↓

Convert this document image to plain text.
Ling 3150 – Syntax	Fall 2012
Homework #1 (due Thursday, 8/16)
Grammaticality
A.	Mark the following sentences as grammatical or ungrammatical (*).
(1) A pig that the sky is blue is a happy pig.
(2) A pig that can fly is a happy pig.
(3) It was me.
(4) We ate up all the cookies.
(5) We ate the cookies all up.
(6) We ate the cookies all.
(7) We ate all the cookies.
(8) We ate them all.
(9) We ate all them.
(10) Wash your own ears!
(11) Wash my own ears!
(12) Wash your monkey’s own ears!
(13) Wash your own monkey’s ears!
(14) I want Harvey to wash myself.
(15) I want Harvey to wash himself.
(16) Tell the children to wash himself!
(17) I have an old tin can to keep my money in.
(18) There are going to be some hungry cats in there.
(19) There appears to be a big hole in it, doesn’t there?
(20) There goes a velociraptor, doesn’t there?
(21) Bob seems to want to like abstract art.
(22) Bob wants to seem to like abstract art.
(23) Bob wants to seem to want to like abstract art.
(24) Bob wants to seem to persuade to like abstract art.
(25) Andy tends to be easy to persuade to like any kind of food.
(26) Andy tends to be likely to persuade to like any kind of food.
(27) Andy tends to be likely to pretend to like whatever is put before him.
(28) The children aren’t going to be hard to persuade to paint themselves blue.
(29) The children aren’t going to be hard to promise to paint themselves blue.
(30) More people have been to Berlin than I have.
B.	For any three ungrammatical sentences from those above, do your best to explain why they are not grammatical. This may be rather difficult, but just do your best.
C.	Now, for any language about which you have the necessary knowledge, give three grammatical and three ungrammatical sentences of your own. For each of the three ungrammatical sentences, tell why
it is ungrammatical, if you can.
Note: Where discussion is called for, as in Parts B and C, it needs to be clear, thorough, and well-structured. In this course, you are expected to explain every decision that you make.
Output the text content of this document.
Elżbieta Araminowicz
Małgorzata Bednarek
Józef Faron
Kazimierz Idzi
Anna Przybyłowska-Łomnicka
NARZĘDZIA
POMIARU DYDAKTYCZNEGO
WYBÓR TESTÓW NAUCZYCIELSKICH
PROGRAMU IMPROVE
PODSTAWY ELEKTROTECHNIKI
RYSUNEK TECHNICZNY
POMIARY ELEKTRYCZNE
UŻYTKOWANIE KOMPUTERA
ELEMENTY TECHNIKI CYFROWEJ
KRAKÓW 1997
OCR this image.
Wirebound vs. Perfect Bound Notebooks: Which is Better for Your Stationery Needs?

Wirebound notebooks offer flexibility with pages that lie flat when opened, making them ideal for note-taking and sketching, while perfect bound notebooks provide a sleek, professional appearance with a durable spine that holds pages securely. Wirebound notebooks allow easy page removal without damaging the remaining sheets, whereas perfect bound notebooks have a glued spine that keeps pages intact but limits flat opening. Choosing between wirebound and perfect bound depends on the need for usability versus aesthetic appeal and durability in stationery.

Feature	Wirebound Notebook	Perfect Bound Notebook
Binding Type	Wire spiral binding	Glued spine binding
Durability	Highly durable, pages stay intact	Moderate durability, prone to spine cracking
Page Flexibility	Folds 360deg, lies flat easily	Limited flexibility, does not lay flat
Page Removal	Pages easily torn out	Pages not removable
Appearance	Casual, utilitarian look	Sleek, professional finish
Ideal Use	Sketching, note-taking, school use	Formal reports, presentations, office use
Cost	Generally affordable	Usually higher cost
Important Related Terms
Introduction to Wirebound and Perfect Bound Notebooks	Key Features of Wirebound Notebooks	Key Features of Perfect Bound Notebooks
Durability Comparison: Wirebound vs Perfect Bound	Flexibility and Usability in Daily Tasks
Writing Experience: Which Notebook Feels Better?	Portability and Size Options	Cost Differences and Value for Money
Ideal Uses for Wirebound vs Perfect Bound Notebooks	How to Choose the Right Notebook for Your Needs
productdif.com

↑

Copy each line of the records containing the string "going".

● **Full response**
(18) There are going to be some hungry cats in there.
(28) The children aren’t going to be hard to persuade to paint themselves blue.
(29) The children aren’t going to be hard to promise to paint themselves blue.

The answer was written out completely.